List each line of the data that holds the word "glyph".

# # #

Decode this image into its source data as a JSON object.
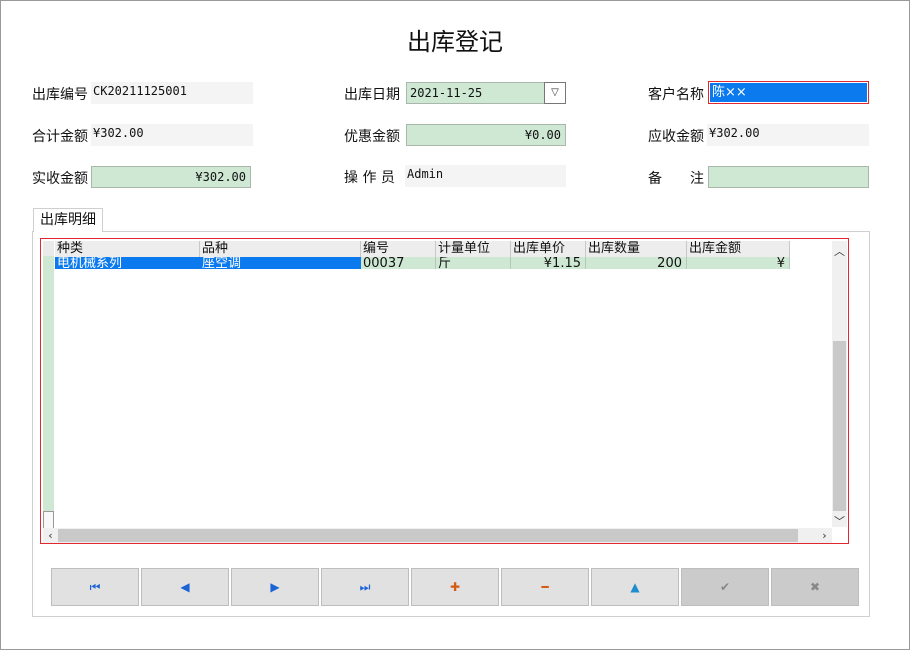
{
  "form": {
    "title": "出库登记",
    "fields": {
      "out_no_label": "出库编号",
      "out_no": "CK20211125001",
      "out_date_label": "出库日期",
      "out_date": "2021-11-25",
      "customer_label": "客户名称",
      "customer": "陈××",
      "total_label": "合计金额",
      "total": "¥302.00",
      "discount_label": "优惠金额",
      "discount": "¥0.00",
      "receivable_label": "应收金额",
      "receivable": "¥302.00",
      "received_label": "实收金额",
      "received": "¥302.00",
      "operator_label": "操 作 员",
      "operator": "Admin",
      "remark_label": "备　　注",
      "remark": ""
    }
  },
  "tab": {
    "label": "出库明细"
  },
  "grid": {
    "columns": [
      "种类",
      "品种",
      "编号",
      "计量单位",
      "出库单价",
      "出库数量",
      "出库金额"
    ],
    "rows": [
      [
        "电机械系列",
        "座空调",
        "00037",
        "斤",
        "¥1.15",
        "200",
        "¥"
      ]
    ]
  },
  "navigator": {
    "buttons": [
      {
        "name": "first-record-button",
        "icon": "first-icon",
        "glyph": "⏮",
        "color": "#1a64d6",
        "enabled": true
      },
      {
        "name": "prior-record-button",
        "icon": "prior-icon",
        "glyph": "◀",
        "color": "#1a64d6",
        "enabled": true
      },
      {
        "name": "next-record-button",
        "icon": "next-icon",
        "glyph": "▶",
        "color": "#1a64d6",
        "enabled": true
      },
      {
        "name": "last-record-button",
        "icon": "last-icon",
        "glyph": "⏭",
        "color": "#1a64d6",
        "enabled": true
      },
      {
        "name": "insert-record-button",
        "icon": "plus-icon",
        "glyph": "✚",
        "color": "#d55a12",
        "enabled": true
      },
      {
        "name": "delete-record-button",
        "icon": "minus-icon",
        "glyph": "━",
        "color": "#d55a12",
        "enabled": true
      },
      {
        "name": "edit-record-button",
        "icon": "edit-icon",
        "glyph": "▲",
        "color": "#1f8ecf",
        "enabled": true
      },
      {
        "name": "post-record-button",
        "icon": "check-icon",
        "glyph": "✔",
        "color": "#888888",
        "enabled": false
      },
      {
        "name": "cancel-record-button",
        "icon": "cancel-icon",
        "glyph": "✖",
        "color": "#888888",
        "enabled": false
      }
    ]
  },
  "colors": {
    "selection": "#0a7aee",
    "green_field": "#cfe8d4",
    "focus_border": "#e0282e"
  }
}
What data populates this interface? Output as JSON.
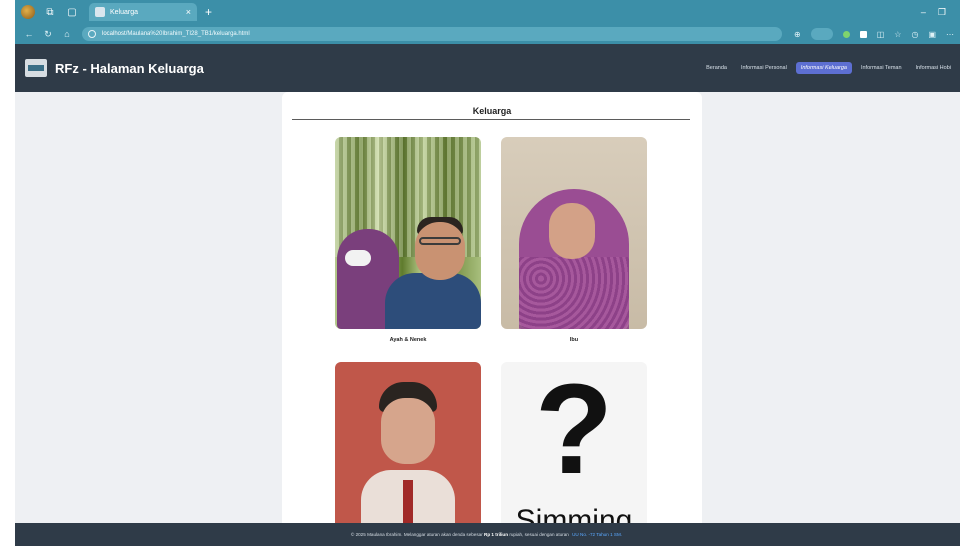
{
  "browser": {
    "tab_title": "Keluarga",
    "url_host": "localhost",
    "url_path": "/Maulana%20Ibrahim_TI28_TB1/keluarga.html"
  },
  "site": {
    "title": "RFz - Halaman Keluarga",
    "nav": [
      {
        "label": "Beranda",
        "active": false
      },
      {
        "label": "Informasi Personal",
        "active": false
      },
      {
        "label": "Informasi Keluarga",
        "active": true
      },
      {
        "label": "Informasi Teman",
        "active": false
      },
      {
        "label": "Informasi Hobi",
        "active": false
      }
    ]
  },
  "main": {
    "heading": "Keluarga",
    "members": [
      {
        "caption": "Ayah & Nenek"
      },
      {
        "caption": "Ibu"
      },
      {
        "caption": ""
      },
      {
        "caption": ""
      }
    ],
    "unknown_photo": {
      "symbol": "?",
      "text": "Simming"
    }
  },
  "footer": {
    "prefix": "© 2025 Maulana Ibrahim. Melanggar aturan akan denda sebesar",
    "amount": "Rp 1 triliun",
    "middle": "rupiah, sesuai dengan aturan",
    "law": "UU No. -72 Tahun 1 SM."
  }
}
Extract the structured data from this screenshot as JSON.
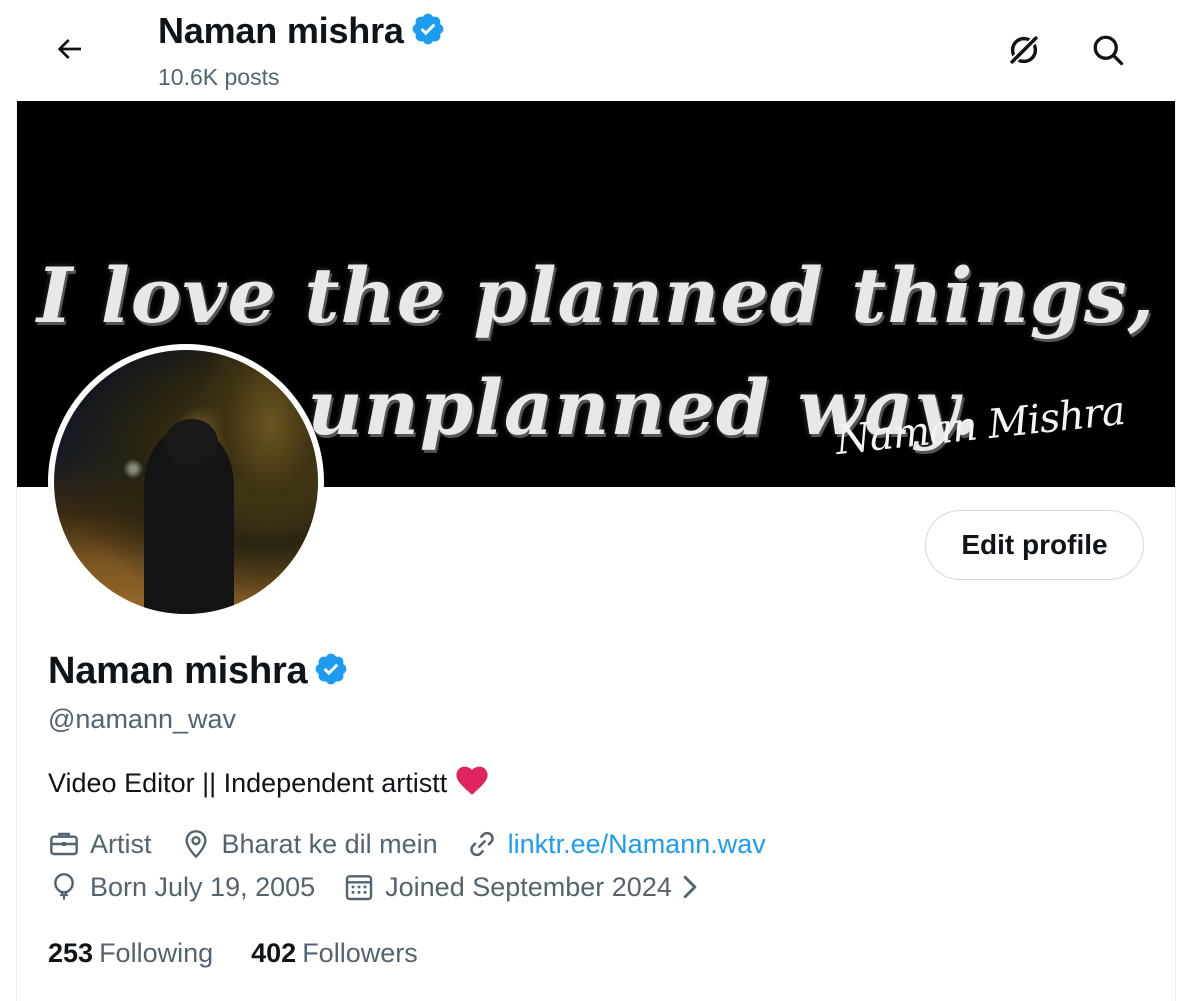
{
  "header": {
    "name": "Naman mishra",
    "posts": "10.6K posts"
  },
  "banner": {
    "line1": "I love the planned things,",
    "line2": "in unplanned way.",
    "signature": "Naman Mishra"
  },
  "profile": {
    "edit_button": "Edit profile",
    "name": "Naman mishra",
    "handle": "@namann_wav",
    "bio": "Video Editor || Independent artistt",
    "bio_emoji": "red-heart-icon",
    "category": "Artist",
    "location": "Bharat ke dil mein",
    "link": "linktr.ee/Namann.wav",
    "born": "Born July 19, 2005",
    "joined": "Joined September 2024"
  },
  "stats": {
    "following_count": "253",
    "following_label": "Following",
    "followers_count": "402",
    "followers_label": "Followers"
  },
  "colors": {
    "text_primary": "#0f1419",
    "text_secondary": "#536471",
    "link": "#1d9bf0",
    "verified": "#1d9bf0",
    "heart": "#e0245e"
  },
  "icons": {
    "back": "arrow-left-icon",
    "grok": "grok-icon",
    "search": "search-icon",
    "verified": "verified-badge-icon",
    "category": "briefcase-icon",
    "location": "location-pin-icon",
    "link": "link-icon",
    "born": "balloon-icon",
    "joined": "calendar-icon",
    "chevron": "chevron-right-icon"
  }
}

# # #

» Final result
        "glyph": "⏮",
        "glyph": "◀",
        "glyph": "▶",
        "glyph": "⏭",
        "glyph": "✚",
        "glyph": "━",
        "glyph": "▲",
        "glyph": "✔",
        "glyph": "✖",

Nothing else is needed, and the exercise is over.